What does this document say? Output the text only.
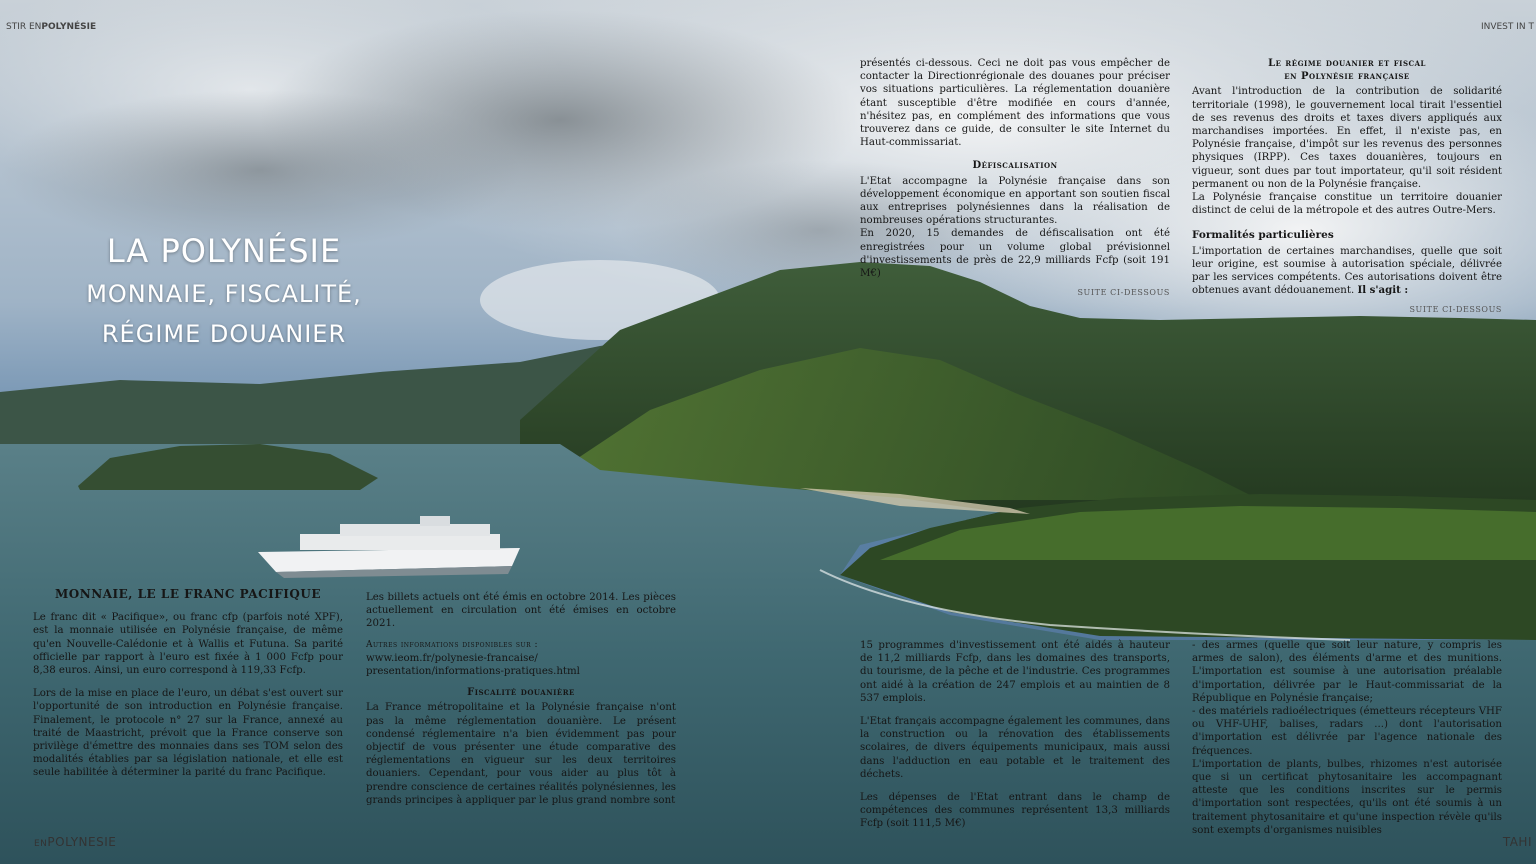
STIR ENPOLYNÉSIE	INVEST IN T
LA POLYNÉSIE
MONNAIE, FISCALITÉ,
RÉGIME DOUANIER

présentés ci-dessous. Ceci ne doit pas vous empêcher de contacter la Directionrégionale des douanes pour préciser vos situations particulières. La réglementation douanière étant susceptible d'être modifiée en cours d'année, n'hésitez pas, en complément des informations que vous trouverez dans ce guide, de consulter le site Internet du Haut-commissariat.

Défiscalisation

L'Etat accompagne la Polynésie française dans son développement économique en apportant son soutien fiscal aux entreprises polynésiennes dans la réalisation de nombreuses opérations structurantes.

En 2020, 15 demandes de défiscalisation ont été enregistrées pour un volume global prévisionnel d'investissements de près de 22,9 milliards Fcfp (soit 191 M€)

SUITE CI-DESSOUS
Le régime douanier et fiscal
en Polynésie française

Avant l'introduction de la contribution de solidarité territoriale (1998), le gouvernement local tirait l'essentiel de ses revenus des droits et taxes divers appliqués aux marchandises importées. En effet, il n'existe pas, en Polynésie française, d'impôt sur les revenus des personnes physiques (IRPP). Ces taxes douanières, toujours en vigueur, sont dues par tout importateur, qu'il soit résident permanent ou non de la Polynésie française.

La Polynésie française constitue un territoire douanier distinct de celui de la métropole et des autres Outre-Mers.

Formalités particulières

L'importation de certaines marchandises, quelle que soit leur origine, est soumise à autorisation spéciale, délivrée par les services compétents. Ces autorisations doivent être obtenues avant dédouanement. Il s'agit :

SUITE CI-DESSOUS
MONNAIE, LE LE FRANC PACIFIQUE

Le franc dit « Pacifique», ou franc cfp (parfois noté XPF), est la monnaie utilisée en Polynésie française, de même qu'en Nouvelle-Calédonie et à Wallis et Futuna. Sa parité officielle par rapport à l'euro est fixée à 1 000 Fcfp pour 8,38 euros. Ainsi, un euro correspond à 119,33 Fcfp.

Lors de la mise en place de l'euro, un débat s'est ouvert sur l'opportunité de son introduction en Polynésie française. Finalement, le protocole n° 27 sur la France, annexé au traité de Maastricht, prévoit que la France conserve son privilège d'émettre des monnaies dans ses TOM selon des modalités établies par sa législation nationale, et elle est seule habilitée à déterminer la parité du franc Pacifique.

Les billets actuels ont été émis en octobre 2014. Les pièces actuellement en circulation ont été émises en octobre 2021.

Autres informations disponibles sur :

www.ieom.fr/polynesie-francaise/ presentation/informations-pratiques.html

Fiscalité douanière

La France métropolitaine et la Polynésie française n'ont pas la même réglementation douanière. Le présent condensé réglementaire n'a bien évidemment pas pour objectif de vous présenter une étude comparative des réglementations en vigueur sur les deux territoires douaniers. Cependant, pour vous aider au plus tôt à prendre conscience de certaines réalités polynésiennes, les grands principes à appliquer par le plus grand nombre sont

15 programmes d'investissement ont été aidés à hauteur de 11,2 milliards Fcfp, dans les domaines des transports, du tourisme, de la pêche et de l'industrie. Ces programmes ont aidé à la création de 247 emplois et au maintien de 8 537 emplois.

L'Etat français accompagne également les communes, dans la construction ou la rénovation des établissements scolaires, de divers équipements municipaux, mais aussi dans l'adduction en eau potable et le traitement des déchets.

Les dépenses de l'Etat entrant dans le champ de compétences des communes représentent 13,3 milliards Fcfp (soit 111,5 M€)

- des armes (quelle que soit leur nature, y compris les armes de salon), des éléments d'arme et des munitions. L'importation est soumise à une autorisation préalable d'importation, délivrée par le Haut-commissariat de la République en Polynésie française;

- des matériels radioélectriques (émetteurs récepteurs VHF ou VHF-UHF, balises, radars ...) dont l'autorisation d'importation est délivrée par l'agence nationale des fréquences.

L'importation de plants, bulbes, rhizomes n'est autorisée que si un certificat phytosanitaire les accompagnant atteste que les conditions inscrites sur le permis d'importation sont respectées, qu'ils ont été soumis à un traitement phytosanitaire et qu'une inspection révèle qu'ils sont exempts d'organismes nuisibles

ENPOLYNESIE	TAHI
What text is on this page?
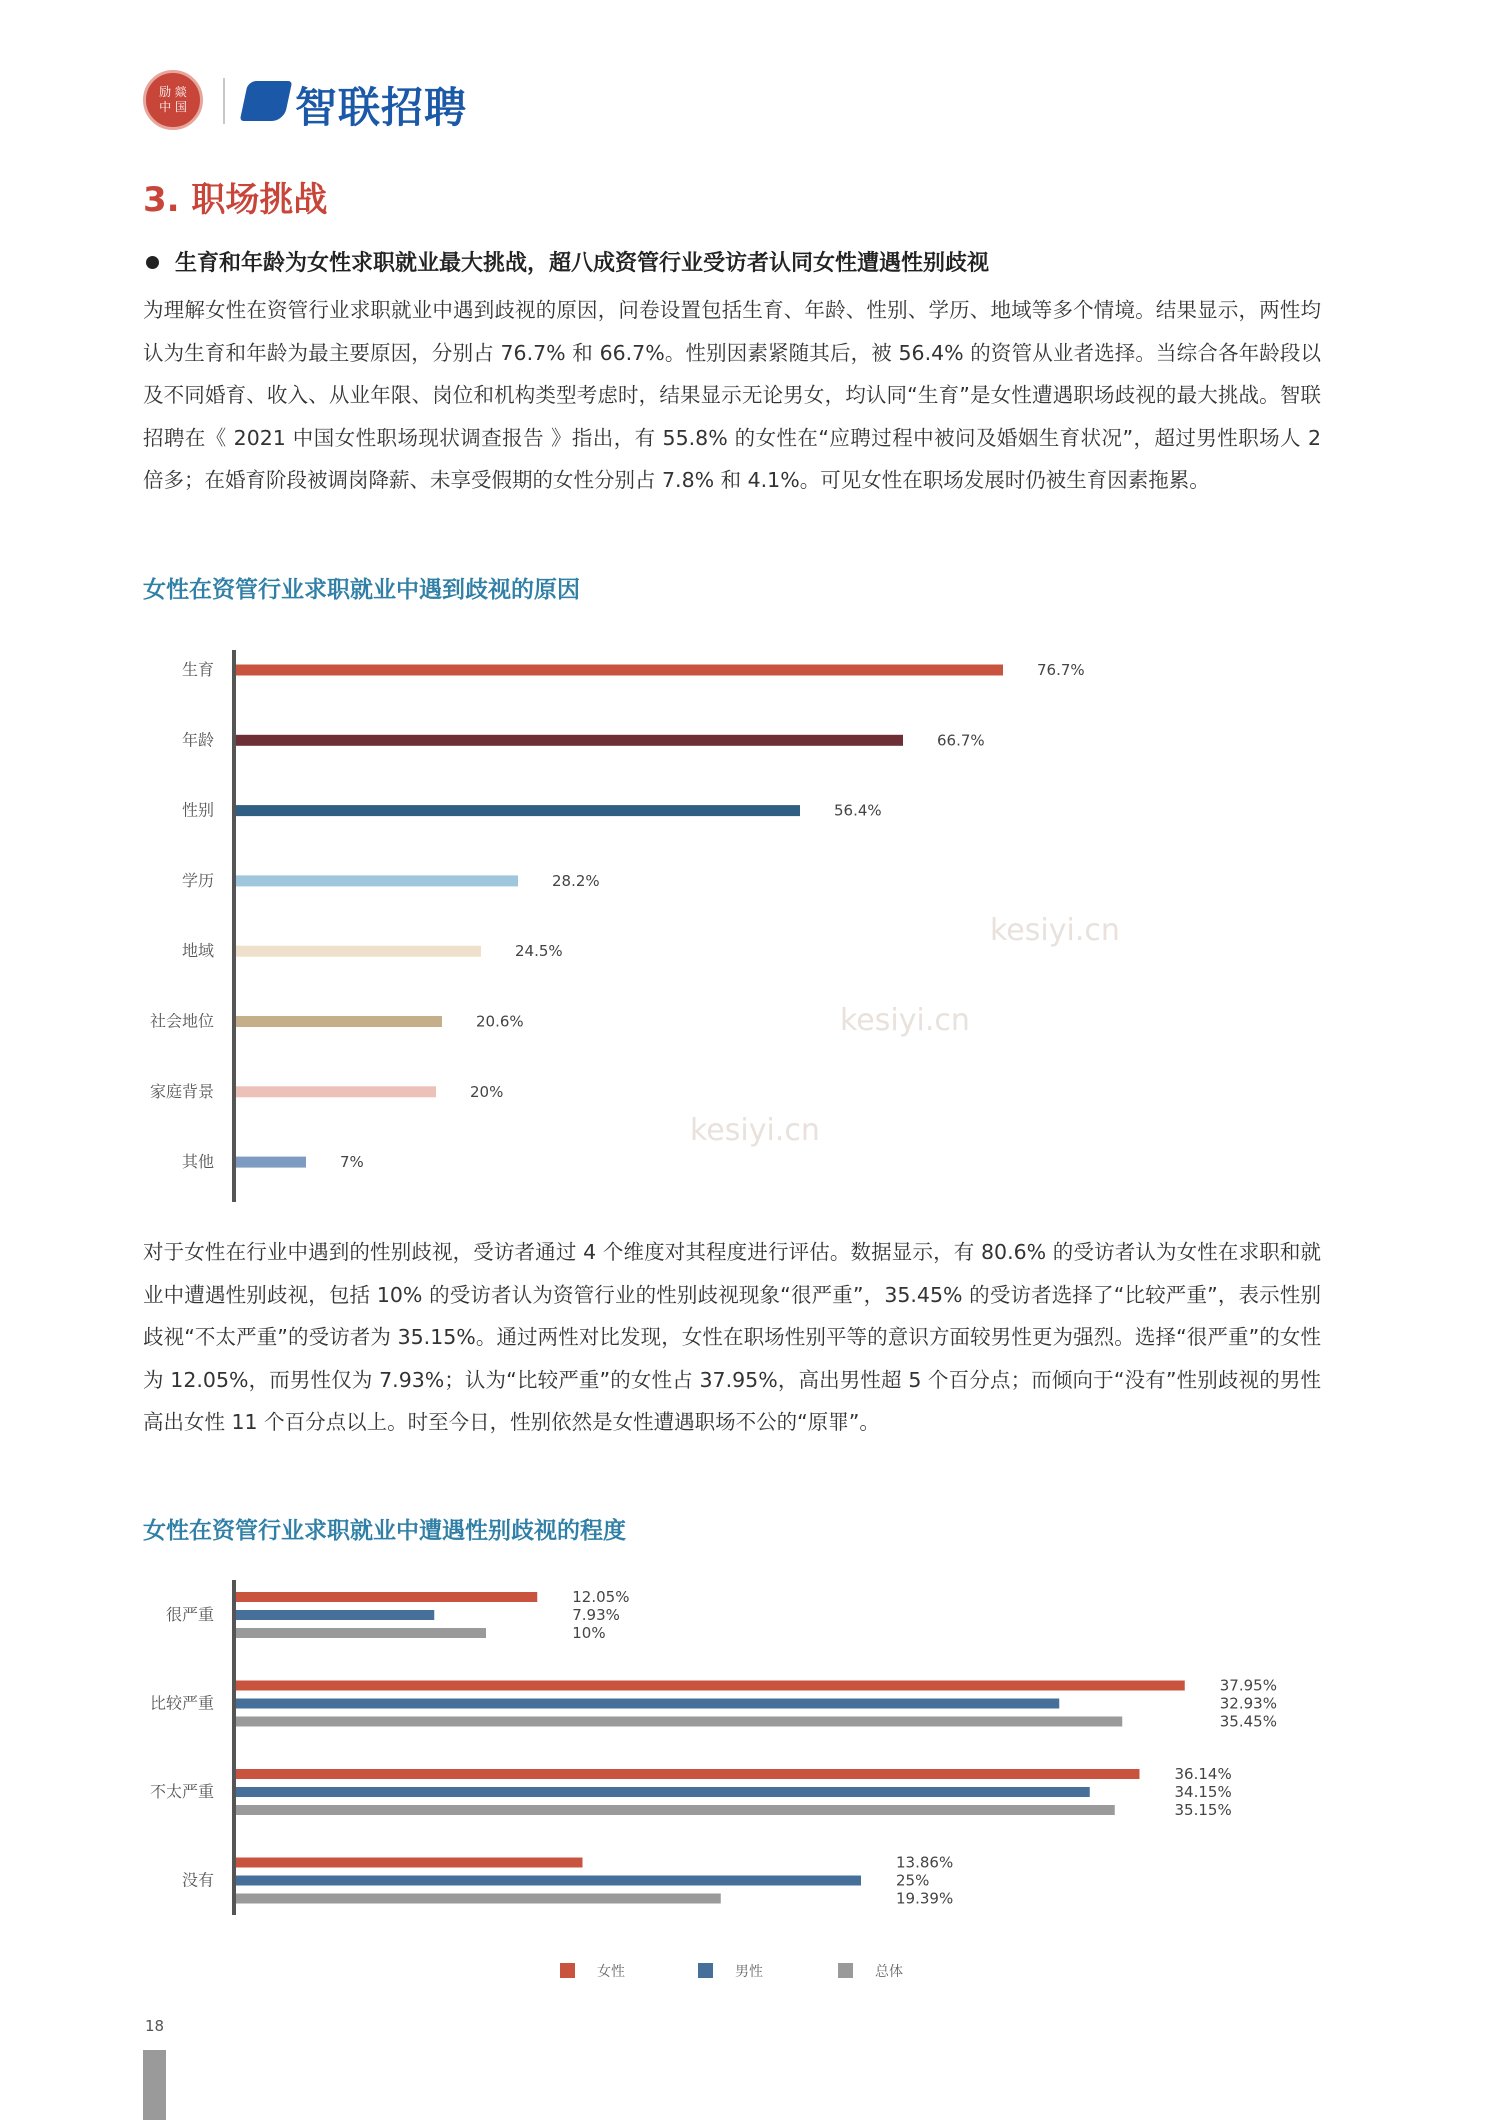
励 燚
中 国	智联招聘
3. 职场挑战
生育和年龄为女性求职就业最大挑战，超八成资管行业受访者认同女性遭遇性别歧视
为理解女性在资管行业求职就业中遇到歧视的原因，问卷设置包括生育、年龄、性别、学历、地域等多个情境。结果显示，两性均认为生育和年龄为最主要原因，分别占 76.7% 和 66.7%。性别因素紧随其后，被 56.4% 的资管从业者选择。当综合各年龄段以及不同婚育、收入、从业年限、岗位和机构类型考虑时，结果显示无论男女，均认同“生育”是女性遭遇职场歧视的最大挑战。智联招聘在《 2021 中国女性职场现状调查报告 》指出，有 55.8% 的女性在“应聘过程中被问及婚姻生育状况”，超过男性职场人 2 倍多；在婚育阶段被调岗降薪、未享受假期的女性分别占 7.8% 和 4.1%。可见女性在职场发展时仍被生育因素拖累。
女性在资管行业求职就业中遇到歧视的原因
kesiyi.cn
kesiyi.cn
kesiyi.cn
生育	76.7%
年龄	66.7%
性别	56.4%
学历	28.2%
地域	24.5%
社会地位	20.6%
家庭背景	20%
其他	7%
对于女性在行业中遇到的性别歧视，受访者通过 4 个维度对其程度进行评估。数据显示，有 80.6% 的受访者认为女性在求职和就业中遭遇性别歧视，包括 10% 的受访者认为资管行业的性别歧视现象“很严重”，35.45% 的受访者选择了“比较严重”，表示性别歧视“不太严重”的受访者为 35.15%。通过两性对比发现，女性在职场性别平等的意识方面较男性更为强烈。选择“很严重”的女性为 12.05%，而男性仅为 7.93%；认为“比较严重”的女性占 37.95%，高出男性超 5 个百分点；而倾向于“没有”性别歧视的男性高出女性 11 个百分点以上。时至今日，性别依然是女性遭遇职场不公的“原罪”。
女性在资管行业求职就业中遭遇性别歧视的程度
很严重
12.05%
7.93%
10%
比较严重
37.95%
32.93%
35.45%
不太严重
36.14%
34.15%
35.15%
没有
13.86%
25%
19.39%
女性	男性	总体
18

---------------

_PROMPT_
Repeat the records above verbatim, with no pictures in the result.

_WORKED SOLUTION_
What does this document say? Output the text only.
STIR ENPOLYNÉSIE	INVEST IN T
LA POLYNÉSIE
MONNAIE, FISCALITÉ,
RÉGIME DOUANIER

présentés ci-dessous. Ceci ne doit pas vous empêcher de contacter la Directionrégionale des douanes pour préciser vos situations particulières. La réglementation douanière étant susceptible d'être modifiée en cours d'année, n'hésitez pas, en complément des informations que vous trouverez dans ce guide, de consulter le site Internet du Haut-commissariat.

Défiscalisation

L'Etat accompagne la Polynésie française dans son développement économique en apportant son soutien fiscal aux entreprises polynésiennes dans la réalisation de nombreuses opérations structurantes.

En 2020, 15 demandes de défiscalisation ont été enregistrées pour un volume global prévisionnel d'investissements de près de 22,9 milliards Fcfp (soit 191 M€)

SUITE CI-DESSOUS
Le régime douanier et fiscal
en Polynésie française

Avant l'introduction de la contribution de solidarité territoriale (1998), le gouvernement local tirait l'essentiel de ses revenus des droits et taxes divers appliqués aux marchandises importées. En effet, il n'existe pas, en Polynésie française, d'impôt sur les revenus des personnes physiques (IRPP). Ces taxes douanières, toujours en vigueur, sont dues par tout importateur, qu'il soit résident permanent ou non de la Polynésie française.

La Polynésie française constitue un territoire douanier distinct de celui de la métropole et des autres Outre-Mers.

Formalités particulières

L'importation de certaines marchandises, quelle que soit leur origine, est soumise à autorisation spéciale, délivrée par les services compétents. Ces autorisations doivent être obtenues avant dédouanement. Il s'agit :

SUITE CI-DESSOUS
MONNAIE, LE LE FRANC PACIFIQUE

Le franc dit « Pacifique», ou franc cfp (parfois noté XPF), est la monnaie utilisée en Polynésie française, de même qu'en Nouvelle-Calédonie et à Wallis et Futuna. Sa parité officielle par rapport à l'euro est fixée à 1 000 Fcfp pour 8,38 euros. Ainsi, un euro correspond à 119,33 Fcfp.

Lors de la mise en place de l'euro, un débat s'est ouvert sur l'opportunité de son introduction en Polynésie française. Finalement, le protocole n° 27 sur la France, annexé au traité de Maastricht, prévoit que la France conserve son privilège d'émettre des monnaies dans ses TOM selon des modalités établies par sa législation nationale, et elle est seule habilitée à déterminer la parité du franc Pacifique.

Les billets actuels ont été émis en octobre 2014. Les pièces actuellement en circulation ont été émises en octobre 2021.

Autres informations disponibles sur :

www.ieom.fr/polynesie-francaise/ presentation/informations-pratiques.html

Fiscalité douanière

La France métropolitaine et la Polynésie française n'ont pas la même réglementation douanière. Le présent condensé réglementaire n'a bien évidemment pas pour objectif de vous présenter une étude comparative des réglementations en vigueur sur les deux territoires douaniers. Cependant, pour vous aider au plus tôt à prendre conscience de certaines réalités polynésiennes, les grands principes à appliquer par le plus grand nombre sont

15 programmes d'investissement ont été aidés à hauteur de 11,2 milliards Fcfp, dans les domaines des transports, du tourisme, de la pêche et de l'industrie. Ces programmes ont aidé à la création de 247 emplois et au maintien de 8 537 emplois.

L'Etat français accompagne également les communes, dans la construction ou la rénovation des établissements scolaires, de divers équipements municipaux, mais aussi dans l'adduction en eau potable et le traitement des déchets.

Les dépenses de l'Etat entrant dans le champ de compétences des communes représentent 13,3 milliards Fcfp (soit 111,5 M€)

- des armes (quelle que soit leur nature, y compris les armes de salon), des éléments d'arme et des munitions. L'importation est soumise à une autorisation préalable d'importation, délivrée par le Haut-commissariat de la République en Polynésie française;

- des matériels radioélectriques (émetteurs récepteurs VHF ou VHF-UHF, balises, radars ...) dont l'autorisation d'importation est délivrée par l'agence nationale des fréquences.

L'importation de plants, bulbes, rhizomes n'est autorisée que si un certificat phytosanitaire les accompagnant atteste que les conditions inscrites sur le permis d'importation sont respectées, qu'ils ont été soumis à un traitement phytosanitaire et qu'une inspection révèle qu'ils sont exempts d'organismes nuisibles

ENPOLYNESIE	TAHI
What text is on this page?
励 燚
中 国	智联招聘
3. 职场挑战
生育和年龄为女性求职就业最大挑战，超八成资管行业受访者认同女性遭遇性别歧视
为理解女性在资管行业求职就业中遇到歧视的原因，问卷设置包括生育、年龄、性别、学历、地域等多个情境。结果显示，两性均认为生育和年龄为最主要原因，分别占 76.7% 和 66.7%。性别因素紧随其后，被 56.4% 的资管从业者选择。当综合各年龄段以及不同婚育、收入、从业年限、岗位和机构类型考虑时，结果显示无论男女，均认同“生育”是女性遭遇职场歧视的最大挑战。智联招聘在《 2021 中国女性职场现状调查报告 》指出，有 55.8% 的女性在“应聘过程中被问及婚姻生育状况”，超过男性职场人 2 倍多；在婚育阶段被调岗降薪、未享受假期的女性分别占 7.8% 和 4.1%。可见女性在职场发展时仍被生育因素拖累。
女性在资管行业求职就业中遇到歧视的原因
kesiyi.cn
kesiyi.cn
kesiyi.cn
生育	76.7%
年龄	66.7%
性别	56.4%
学历	28.2%
地域	24.5%
社会地位	20.6%
家庭背景	20%
其他	7%
对于女性在行业中遇到的性别歧视，受访者通过 4 个维度对其程度进行评估。数据显示，有 80.6% 的受访者认为女性在求职和就业中遭遇性别歧视，包括 10% 的受访者认为资管行业的性别歧视现象“很严重”，35.45% 的受访者选择了“比较严重”，表示性别歧视“不太严重”的受访者为 35.15%。通过两性对比发现，女性在职场性别平等的意识方面较男性更为强烈。选择“很严重”的女性为 12.05%，而男性仅为 7.93%；认为“比较严重”的女性占 37.95%，高出男性超 5 个百分点；而倾向于“没有”性别歧视的男性高出女性 11 个百分点以上。时至今日，性别依然是女性遭遇职场不公的“原罪”。
女性在资管行业求职就业中遭遇性别歧视的程度
很严重
12.05%
7.93%
10%
比较严重
37.95%
32.93%
35.45%
不太严重
36.14%
34.15%
35.15%
没有
13.86%
25%
19.39%
女性	男性	总体
18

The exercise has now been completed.